**Short problem**
Tally up how many lines in the listing below contain the string "color", and give only the total.

**Stored rows**

◇ ◇ ◇

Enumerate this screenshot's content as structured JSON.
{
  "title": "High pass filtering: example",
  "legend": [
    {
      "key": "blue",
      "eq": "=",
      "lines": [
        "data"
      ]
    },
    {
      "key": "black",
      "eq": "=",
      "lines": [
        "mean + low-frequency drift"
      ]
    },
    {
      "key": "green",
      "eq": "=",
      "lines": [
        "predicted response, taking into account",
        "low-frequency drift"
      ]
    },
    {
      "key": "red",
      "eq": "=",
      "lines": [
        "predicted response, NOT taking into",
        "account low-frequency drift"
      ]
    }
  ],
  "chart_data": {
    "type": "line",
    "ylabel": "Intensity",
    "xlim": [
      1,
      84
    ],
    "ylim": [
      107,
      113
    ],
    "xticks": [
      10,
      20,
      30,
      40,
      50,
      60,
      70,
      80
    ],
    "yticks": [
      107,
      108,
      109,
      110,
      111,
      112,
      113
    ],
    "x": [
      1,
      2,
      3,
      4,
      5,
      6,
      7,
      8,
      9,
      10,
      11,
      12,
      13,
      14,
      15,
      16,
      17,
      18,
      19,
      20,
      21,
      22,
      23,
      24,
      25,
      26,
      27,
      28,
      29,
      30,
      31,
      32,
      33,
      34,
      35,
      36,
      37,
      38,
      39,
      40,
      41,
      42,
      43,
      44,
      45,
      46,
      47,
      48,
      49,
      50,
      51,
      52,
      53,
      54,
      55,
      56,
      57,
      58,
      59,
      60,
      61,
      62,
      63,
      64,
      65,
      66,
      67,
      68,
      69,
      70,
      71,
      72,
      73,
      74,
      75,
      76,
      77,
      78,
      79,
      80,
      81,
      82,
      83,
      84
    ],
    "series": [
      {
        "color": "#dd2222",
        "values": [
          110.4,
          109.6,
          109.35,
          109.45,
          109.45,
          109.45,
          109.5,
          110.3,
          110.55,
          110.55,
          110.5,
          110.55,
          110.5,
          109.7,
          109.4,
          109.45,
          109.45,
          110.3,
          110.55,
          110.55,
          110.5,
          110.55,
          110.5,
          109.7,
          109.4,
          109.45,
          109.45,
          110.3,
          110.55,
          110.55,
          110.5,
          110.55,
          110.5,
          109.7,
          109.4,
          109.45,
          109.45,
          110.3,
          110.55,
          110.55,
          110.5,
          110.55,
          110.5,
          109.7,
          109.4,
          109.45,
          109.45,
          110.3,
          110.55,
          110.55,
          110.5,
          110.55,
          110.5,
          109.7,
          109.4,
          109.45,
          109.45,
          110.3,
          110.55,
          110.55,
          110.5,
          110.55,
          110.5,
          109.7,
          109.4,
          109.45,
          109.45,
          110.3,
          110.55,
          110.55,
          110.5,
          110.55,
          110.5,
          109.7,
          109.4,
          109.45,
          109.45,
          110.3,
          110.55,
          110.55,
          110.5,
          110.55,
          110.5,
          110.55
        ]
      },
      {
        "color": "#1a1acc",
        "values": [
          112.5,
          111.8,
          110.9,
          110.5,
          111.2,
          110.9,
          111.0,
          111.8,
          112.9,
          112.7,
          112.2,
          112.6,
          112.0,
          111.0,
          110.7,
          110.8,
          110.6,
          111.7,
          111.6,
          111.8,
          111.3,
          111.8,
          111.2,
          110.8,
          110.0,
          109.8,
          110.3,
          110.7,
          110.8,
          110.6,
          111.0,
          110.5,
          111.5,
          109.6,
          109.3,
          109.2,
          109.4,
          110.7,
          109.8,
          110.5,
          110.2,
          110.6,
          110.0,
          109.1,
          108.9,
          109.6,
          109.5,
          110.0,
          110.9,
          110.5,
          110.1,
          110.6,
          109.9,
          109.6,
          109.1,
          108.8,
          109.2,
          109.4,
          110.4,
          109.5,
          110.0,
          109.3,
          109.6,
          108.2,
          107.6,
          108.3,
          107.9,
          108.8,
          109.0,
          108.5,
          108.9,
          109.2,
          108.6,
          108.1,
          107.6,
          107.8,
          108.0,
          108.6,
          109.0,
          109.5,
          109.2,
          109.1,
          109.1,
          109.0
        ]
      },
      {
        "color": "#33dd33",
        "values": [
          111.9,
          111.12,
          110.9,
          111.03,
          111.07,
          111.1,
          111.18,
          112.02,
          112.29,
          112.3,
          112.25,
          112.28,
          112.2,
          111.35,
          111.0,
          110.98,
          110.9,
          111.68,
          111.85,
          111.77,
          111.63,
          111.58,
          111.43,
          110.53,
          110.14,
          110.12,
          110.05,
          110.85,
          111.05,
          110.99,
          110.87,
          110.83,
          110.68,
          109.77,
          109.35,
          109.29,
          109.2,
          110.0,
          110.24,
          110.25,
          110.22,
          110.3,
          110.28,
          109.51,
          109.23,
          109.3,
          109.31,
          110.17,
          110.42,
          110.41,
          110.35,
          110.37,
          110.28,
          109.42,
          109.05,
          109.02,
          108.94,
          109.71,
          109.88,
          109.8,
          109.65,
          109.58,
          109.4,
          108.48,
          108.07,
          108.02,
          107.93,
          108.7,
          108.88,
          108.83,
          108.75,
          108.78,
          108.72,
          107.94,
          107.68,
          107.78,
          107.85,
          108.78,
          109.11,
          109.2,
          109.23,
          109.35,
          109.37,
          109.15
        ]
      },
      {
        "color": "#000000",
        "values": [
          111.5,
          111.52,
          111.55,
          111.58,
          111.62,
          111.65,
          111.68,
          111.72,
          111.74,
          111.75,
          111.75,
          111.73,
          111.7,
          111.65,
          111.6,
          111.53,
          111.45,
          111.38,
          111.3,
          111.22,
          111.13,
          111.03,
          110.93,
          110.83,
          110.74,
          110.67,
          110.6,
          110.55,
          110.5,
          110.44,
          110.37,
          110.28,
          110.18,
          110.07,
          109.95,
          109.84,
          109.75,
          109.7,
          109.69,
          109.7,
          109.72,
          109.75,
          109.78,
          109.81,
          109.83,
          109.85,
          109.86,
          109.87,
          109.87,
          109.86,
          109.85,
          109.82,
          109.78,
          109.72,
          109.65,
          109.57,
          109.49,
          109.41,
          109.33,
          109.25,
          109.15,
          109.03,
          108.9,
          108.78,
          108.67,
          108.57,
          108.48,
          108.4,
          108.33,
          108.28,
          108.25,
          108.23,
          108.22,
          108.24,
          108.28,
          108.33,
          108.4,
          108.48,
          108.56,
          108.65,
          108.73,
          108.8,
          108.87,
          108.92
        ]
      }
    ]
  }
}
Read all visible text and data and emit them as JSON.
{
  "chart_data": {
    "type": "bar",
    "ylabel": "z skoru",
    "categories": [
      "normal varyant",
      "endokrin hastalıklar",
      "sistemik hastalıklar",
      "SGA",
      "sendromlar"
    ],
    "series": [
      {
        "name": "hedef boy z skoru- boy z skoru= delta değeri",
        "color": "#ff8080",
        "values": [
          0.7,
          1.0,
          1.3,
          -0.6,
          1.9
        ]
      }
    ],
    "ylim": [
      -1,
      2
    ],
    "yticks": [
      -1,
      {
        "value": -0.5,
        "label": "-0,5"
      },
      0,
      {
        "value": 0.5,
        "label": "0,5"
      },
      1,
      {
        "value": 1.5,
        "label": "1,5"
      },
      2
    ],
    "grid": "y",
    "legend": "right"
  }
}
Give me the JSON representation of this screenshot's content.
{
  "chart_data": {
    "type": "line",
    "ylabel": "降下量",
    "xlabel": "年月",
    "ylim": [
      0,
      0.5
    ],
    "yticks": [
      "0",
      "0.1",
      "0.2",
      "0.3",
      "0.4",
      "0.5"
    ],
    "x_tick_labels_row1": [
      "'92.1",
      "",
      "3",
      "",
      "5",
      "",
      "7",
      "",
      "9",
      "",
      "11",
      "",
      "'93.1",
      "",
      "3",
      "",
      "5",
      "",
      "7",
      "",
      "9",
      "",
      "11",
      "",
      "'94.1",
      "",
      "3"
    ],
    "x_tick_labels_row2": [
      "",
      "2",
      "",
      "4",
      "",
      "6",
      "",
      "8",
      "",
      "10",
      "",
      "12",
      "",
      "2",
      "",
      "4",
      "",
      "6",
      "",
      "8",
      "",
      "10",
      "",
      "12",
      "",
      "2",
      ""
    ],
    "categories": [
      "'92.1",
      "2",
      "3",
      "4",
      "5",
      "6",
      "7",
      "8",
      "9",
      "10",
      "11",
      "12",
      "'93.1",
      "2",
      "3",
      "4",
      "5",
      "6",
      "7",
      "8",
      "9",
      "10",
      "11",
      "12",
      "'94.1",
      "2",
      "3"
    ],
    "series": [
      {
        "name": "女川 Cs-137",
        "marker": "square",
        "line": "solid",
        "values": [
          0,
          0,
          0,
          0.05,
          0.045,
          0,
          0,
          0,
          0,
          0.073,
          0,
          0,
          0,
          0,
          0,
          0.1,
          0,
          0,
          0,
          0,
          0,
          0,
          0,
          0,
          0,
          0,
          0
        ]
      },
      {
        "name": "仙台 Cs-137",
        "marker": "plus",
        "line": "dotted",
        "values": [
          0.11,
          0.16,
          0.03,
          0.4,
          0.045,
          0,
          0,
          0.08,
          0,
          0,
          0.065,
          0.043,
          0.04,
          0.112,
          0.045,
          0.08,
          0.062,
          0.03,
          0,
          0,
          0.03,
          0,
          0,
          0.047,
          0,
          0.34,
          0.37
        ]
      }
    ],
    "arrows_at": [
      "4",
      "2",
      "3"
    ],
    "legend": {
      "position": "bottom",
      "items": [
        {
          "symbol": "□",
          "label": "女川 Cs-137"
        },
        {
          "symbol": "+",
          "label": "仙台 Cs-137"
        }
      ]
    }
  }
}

◇ ◇ ◇

**Output of the exercise**
5